### Paginafragment:

Op 16 maart 2009 heeft Rabobank een bevestiging van de overneming gestuurd naar [eiser] .
2.12.
Met ingang van 30 maart 2009 ontving [eiser] maandelijks van Rabobank een bevestiging van een rentevaststelling waarin steeds was vermeld welke vaste rente [eiser] onder de swap aan Rabobank betaalde en welke variabele rente Rabobank aan haar betaalde.
2.13.
Rond de jaarwisseling, voor het eerst begin januari 2009, ontving ME Groep , althans vanaf januari 2010 [eiser] , steeds een Positie Overzicht Derivaten waarin de actuele marktwaarde van de renteswap was vermeld.

### Verzameld materiaal:

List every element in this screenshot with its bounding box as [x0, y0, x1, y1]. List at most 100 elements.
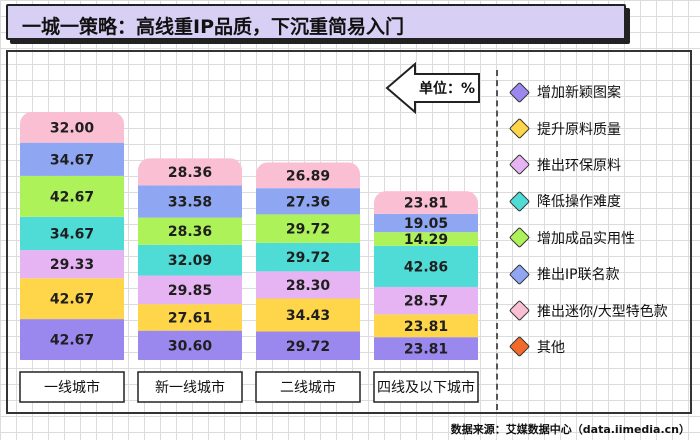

### Gevraagde taak:
Beschrijf volgens het paginafragment wat de maandelijkse bevestiging van een rentevaststelling van Rabobank telkens vermeldde, en vanaf welke datum [eiser] die ontving.

### Antwoord op taak:
Vanaf 30 maart 2009 ontving [eiser] elke maand zo'n bevestiging. Daarin stond steeds welke vaste rente [eiser] onder de swap aan Rabobank betaalde en welke variabele rente Rabobank aan [eiser] betaalde.